TEXTE:
------------------------------
Prélèvements sociaux des non-résidents : la boucle est bouclée

dans Revenus

News du 7 septembre 2015

 

  • Bref historique des prélèvements sociaux applicables aux non-résidents

C’est la deuxième loi de finances rectificative pour 2012 qui avait introduit un principe d’imposition des non-résidents aux prélèvements sociaux issus de revenus immobiliers et des plus-values immobilières de source française.

Cet assujettissement aux prélèvements sociaux de 15,5% s’est appliqué aux plus-values réalisées à compter du 18 août 2012, date d’entrée en vigueur de la loi de finances rectificative.

Or, depuis l’application de cette règle, de nombreux praticiens et théoriciens ont dénoncé cette règle comme violant le principe de l’unicité du paiement des contributions sociales. Ainsi, un contribuable ne doit pas payer des contributions sociales de plusieurs pays sur ses revenus.
------------------------------
DONNÉES BRUTES:
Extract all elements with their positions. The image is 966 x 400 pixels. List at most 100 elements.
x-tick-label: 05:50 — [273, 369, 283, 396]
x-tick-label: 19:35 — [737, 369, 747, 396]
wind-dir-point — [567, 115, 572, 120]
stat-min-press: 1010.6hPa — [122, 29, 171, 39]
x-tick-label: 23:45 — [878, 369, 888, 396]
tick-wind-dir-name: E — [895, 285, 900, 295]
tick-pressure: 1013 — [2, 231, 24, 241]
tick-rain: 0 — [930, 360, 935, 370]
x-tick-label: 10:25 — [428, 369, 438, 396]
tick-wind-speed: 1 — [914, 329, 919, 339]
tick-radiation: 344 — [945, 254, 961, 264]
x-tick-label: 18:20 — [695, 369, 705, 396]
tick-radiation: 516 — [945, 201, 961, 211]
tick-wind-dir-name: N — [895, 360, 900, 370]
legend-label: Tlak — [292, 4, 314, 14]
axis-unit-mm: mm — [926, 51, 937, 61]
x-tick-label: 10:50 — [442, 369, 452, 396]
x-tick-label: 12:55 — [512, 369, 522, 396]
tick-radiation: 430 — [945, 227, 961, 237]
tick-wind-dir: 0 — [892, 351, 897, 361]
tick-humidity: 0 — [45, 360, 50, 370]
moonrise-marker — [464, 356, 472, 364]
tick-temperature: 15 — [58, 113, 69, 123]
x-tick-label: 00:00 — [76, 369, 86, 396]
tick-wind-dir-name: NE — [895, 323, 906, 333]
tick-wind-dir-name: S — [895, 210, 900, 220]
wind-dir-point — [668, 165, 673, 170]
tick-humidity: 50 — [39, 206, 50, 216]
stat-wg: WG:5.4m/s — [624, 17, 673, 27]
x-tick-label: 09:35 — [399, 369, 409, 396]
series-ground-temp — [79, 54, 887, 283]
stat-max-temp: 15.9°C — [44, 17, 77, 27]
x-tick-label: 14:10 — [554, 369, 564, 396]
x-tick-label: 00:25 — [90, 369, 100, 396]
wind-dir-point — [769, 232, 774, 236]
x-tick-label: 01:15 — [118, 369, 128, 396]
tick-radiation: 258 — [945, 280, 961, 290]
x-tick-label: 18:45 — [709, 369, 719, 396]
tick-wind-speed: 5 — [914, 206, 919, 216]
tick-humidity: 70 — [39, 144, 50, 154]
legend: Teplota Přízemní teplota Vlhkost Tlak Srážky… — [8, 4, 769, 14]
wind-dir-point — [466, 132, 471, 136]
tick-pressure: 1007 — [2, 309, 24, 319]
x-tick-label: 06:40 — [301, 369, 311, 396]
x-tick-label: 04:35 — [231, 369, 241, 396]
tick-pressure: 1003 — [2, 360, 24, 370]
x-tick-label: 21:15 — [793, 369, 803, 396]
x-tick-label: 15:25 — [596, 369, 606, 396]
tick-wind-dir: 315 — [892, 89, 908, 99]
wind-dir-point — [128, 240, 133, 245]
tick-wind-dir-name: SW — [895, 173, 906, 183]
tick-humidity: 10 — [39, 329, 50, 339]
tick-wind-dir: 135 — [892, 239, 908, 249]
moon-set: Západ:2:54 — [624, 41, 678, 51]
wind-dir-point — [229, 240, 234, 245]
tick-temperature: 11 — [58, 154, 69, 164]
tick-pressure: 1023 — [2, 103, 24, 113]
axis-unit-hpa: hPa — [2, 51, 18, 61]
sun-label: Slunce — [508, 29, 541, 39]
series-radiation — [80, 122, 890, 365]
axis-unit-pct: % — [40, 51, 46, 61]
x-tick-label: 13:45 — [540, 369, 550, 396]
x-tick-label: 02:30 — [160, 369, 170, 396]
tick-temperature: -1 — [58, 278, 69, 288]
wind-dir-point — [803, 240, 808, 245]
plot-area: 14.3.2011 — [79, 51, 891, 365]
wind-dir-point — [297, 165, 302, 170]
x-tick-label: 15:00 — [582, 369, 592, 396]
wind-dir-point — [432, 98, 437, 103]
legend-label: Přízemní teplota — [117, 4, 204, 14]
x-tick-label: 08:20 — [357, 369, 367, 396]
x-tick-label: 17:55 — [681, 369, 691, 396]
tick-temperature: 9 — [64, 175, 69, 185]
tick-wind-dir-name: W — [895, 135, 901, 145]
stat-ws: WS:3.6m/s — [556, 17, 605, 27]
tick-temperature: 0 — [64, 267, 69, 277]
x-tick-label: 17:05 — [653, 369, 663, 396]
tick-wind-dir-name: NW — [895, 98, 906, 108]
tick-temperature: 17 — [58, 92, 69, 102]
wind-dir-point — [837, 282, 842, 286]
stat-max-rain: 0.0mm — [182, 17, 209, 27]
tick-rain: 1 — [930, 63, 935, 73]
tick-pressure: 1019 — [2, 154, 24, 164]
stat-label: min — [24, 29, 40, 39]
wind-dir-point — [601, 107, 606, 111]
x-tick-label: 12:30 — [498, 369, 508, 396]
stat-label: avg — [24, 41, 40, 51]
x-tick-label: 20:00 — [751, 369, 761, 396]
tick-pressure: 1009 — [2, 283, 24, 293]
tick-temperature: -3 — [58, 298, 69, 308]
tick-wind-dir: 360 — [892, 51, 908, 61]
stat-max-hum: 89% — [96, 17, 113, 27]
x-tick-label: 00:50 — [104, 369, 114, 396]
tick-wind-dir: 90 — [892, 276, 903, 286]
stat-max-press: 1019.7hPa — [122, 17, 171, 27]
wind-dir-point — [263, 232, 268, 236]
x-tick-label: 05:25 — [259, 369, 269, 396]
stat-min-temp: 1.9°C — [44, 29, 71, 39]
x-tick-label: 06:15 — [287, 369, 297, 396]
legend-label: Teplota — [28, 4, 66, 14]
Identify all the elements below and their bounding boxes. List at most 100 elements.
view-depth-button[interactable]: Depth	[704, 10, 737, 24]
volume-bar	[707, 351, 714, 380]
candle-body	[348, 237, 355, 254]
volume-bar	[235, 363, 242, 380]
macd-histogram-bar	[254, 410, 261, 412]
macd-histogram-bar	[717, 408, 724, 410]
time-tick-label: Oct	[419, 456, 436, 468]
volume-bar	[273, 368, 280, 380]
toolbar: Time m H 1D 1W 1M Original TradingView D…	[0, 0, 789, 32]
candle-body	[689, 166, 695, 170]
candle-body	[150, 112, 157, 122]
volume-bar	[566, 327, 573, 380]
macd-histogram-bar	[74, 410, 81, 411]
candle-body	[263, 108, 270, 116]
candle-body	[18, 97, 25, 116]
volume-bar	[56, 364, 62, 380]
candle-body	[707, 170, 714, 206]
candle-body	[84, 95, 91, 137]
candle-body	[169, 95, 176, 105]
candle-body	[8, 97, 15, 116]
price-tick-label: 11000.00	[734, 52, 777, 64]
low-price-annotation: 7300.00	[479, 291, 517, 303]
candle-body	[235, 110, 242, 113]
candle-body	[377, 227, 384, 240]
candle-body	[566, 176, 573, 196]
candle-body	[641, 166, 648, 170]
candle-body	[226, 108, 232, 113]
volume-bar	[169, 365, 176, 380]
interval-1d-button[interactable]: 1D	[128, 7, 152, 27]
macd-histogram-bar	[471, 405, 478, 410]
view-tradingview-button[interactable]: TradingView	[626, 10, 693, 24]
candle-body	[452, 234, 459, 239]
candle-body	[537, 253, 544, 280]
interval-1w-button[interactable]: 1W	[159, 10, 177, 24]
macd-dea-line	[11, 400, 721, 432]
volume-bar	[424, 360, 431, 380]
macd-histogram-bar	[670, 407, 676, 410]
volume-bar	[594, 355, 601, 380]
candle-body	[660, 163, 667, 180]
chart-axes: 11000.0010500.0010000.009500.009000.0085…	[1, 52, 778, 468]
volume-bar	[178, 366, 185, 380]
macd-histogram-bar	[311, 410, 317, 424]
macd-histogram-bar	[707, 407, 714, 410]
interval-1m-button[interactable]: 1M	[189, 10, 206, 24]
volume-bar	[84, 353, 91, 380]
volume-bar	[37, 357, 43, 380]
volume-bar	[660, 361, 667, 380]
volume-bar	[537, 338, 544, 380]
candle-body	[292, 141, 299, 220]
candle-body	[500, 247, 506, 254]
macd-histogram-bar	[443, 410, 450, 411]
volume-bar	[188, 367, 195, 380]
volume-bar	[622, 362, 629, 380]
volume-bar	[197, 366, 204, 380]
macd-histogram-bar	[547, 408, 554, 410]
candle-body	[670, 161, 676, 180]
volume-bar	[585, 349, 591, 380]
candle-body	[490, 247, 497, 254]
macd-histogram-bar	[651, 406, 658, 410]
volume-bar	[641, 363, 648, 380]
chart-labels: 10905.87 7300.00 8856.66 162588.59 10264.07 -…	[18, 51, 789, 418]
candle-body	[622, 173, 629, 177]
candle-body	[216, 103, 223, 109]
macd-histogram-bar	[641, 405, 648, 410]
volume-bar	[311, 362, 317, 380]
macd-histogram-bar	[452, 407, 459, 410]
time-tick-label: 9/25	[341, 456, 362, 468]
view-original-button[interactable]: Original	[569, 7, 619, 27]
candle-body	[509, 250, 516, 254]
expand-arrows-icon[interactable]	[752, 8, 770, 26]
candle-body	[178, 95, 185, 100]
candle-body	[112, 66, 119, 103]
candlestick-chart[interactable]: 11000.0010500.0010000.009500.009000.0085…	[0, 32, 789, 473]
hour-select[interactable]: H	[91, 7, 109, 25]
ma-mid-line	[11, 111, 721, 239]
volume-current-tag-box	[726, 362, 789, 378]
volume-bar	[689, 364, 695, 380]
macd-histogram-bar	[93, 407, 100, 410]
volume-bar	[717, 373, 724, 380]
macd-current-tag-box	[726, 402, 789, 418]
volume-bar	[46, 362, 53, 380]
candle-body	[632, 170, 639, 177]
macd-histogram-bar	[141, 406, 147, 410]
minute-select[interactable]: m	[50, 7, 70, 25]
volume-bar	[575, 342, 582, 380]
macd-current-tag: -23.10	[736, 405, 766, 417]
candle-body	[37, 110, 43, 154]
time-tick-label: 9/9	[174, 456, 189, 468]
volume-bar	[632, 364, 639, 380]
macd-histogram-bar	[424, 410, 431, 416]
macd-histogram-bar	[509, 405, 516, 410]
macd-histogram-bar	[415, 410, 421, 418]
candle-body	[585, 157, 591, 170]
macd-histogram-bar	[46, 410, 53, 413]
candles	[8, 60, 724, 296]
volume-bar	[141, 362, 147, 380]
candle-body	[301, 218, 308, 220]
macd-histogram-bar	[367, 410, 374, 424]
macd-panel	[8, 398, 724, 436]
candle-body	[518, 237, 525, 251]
------------------------------
MARCHE À SUIVRE: Remplacez « praticiens » par « juristes » en recopiant le passage du texte sur les prélèvements sociaux des non-résidents compris entre « Or, depuis l’application » et « sur ses revenus. », bornes incluses.

PROBLÈME RÉSOLU:
Or, depuis l’application de cette règle, de nombreux juristes et théoriciens ont dénoncé cette règle comme violant le principe de l’unicité du paiement des contributions sociales. Ainsi, un contribuable ne doit pas payer des contributions sociales de plusieurs pays sur ses revenus.